▶ Exercise goal: Copy every line of the records below that holds the word "title".

▶ Raw data:
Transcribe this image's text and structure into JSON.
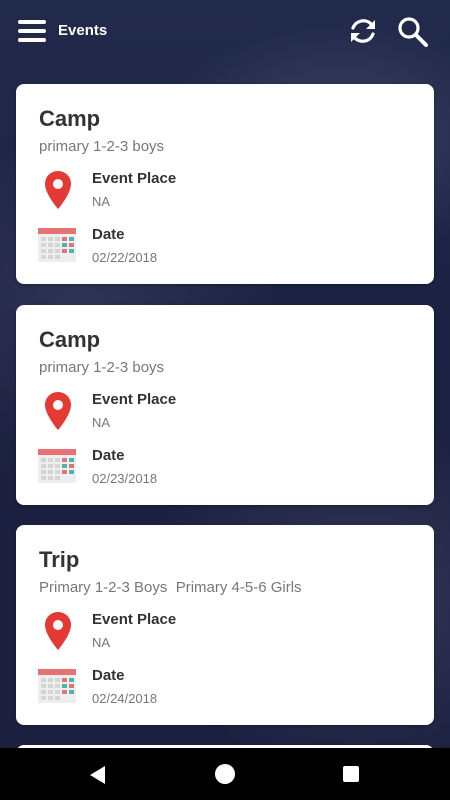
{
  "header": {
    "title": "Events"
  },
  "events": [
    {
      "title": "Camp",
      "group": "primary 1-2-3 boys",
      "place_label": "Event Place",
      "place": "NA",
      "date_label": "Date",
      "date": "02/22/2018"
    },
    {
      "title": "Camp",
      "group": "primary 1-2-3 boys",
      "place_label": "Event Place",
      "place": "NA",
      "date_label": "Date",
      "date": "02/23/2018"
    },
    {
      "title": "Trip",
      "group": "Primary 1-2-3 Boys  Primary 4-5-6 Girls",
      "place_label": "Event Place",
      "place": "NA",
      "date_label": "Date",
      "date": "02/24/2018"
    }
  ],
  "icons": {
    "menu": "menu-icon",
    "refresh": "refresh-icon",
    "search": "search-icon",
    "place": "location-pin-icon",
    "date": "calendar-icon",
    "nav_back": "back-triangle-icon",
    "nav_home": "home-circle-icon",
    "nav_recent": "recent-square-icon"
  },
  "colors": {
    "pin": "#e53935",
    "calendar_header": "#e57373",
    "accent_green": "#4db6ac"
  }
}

▶ Result:
    "title": "Events"
      "title": "Camp",
      "title": "Camp",
      "title": "Trip",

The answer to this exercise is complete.